(Data records)
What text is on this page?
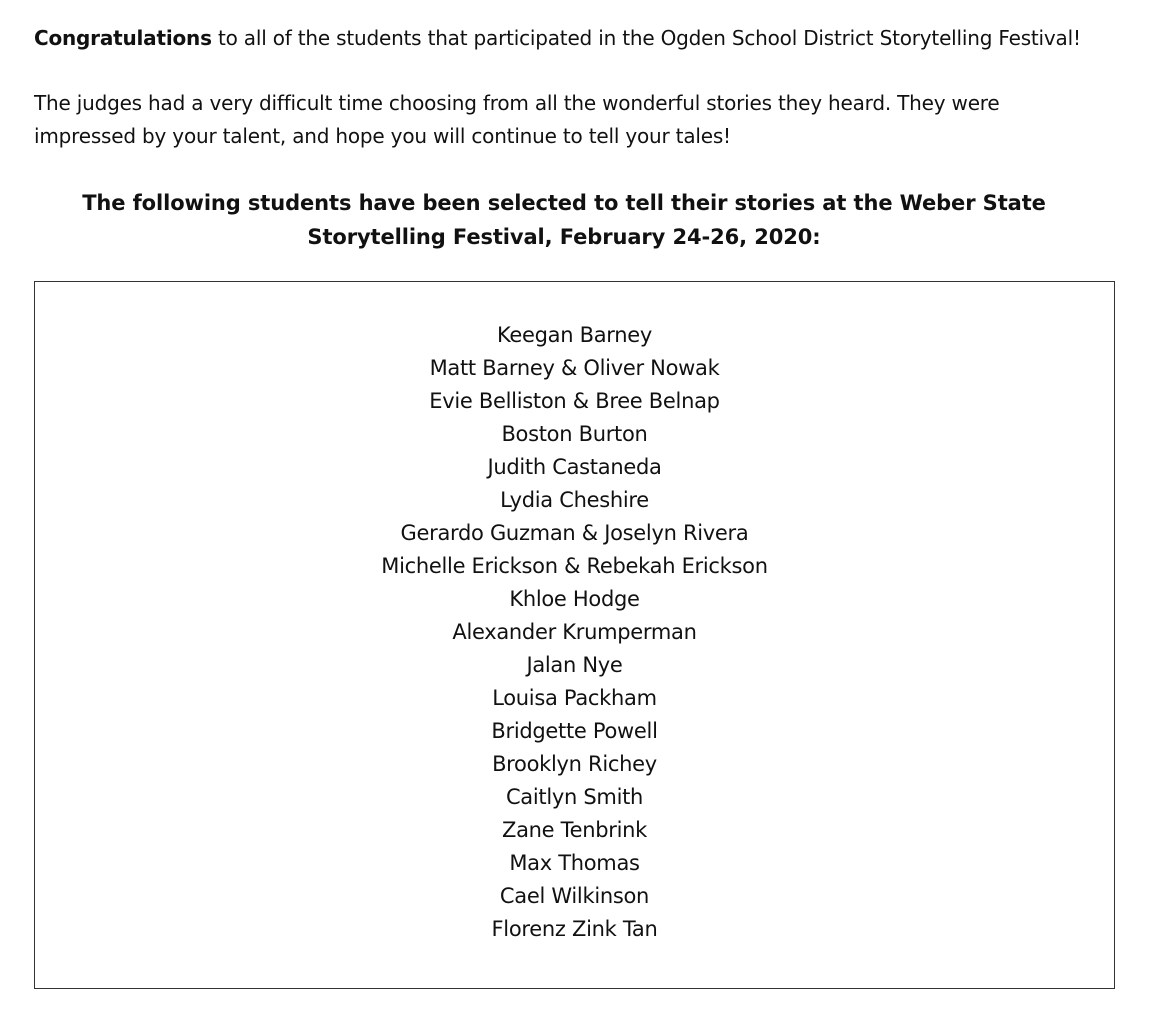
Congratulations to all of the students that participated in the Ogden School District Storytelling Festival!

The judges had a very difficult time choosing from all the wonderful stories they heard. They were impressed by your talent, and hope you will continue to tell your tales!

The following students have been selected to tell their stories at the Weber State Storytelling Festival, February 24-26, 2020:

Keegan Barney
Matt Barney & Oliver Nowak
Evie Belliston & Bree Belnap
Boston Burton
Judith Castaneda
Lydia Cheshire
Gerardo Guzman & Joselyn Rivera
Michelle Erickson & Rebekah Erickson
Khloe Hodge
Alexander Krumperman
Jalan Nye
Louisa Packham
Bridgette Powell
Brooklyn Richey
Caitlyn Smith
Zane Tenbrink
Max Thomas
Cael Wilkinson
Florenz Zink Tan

* [AIM] Check each line of the records for the word "Storytelling" and extract those that contain it.

* [EXPECTED ANSWER]
Congratulations to all of the students that participated in the Ogden School District Storytelling Festival!
The following students have been selected to tell their stories at the Weber State Storytelling Festival, February 24-26, 2020:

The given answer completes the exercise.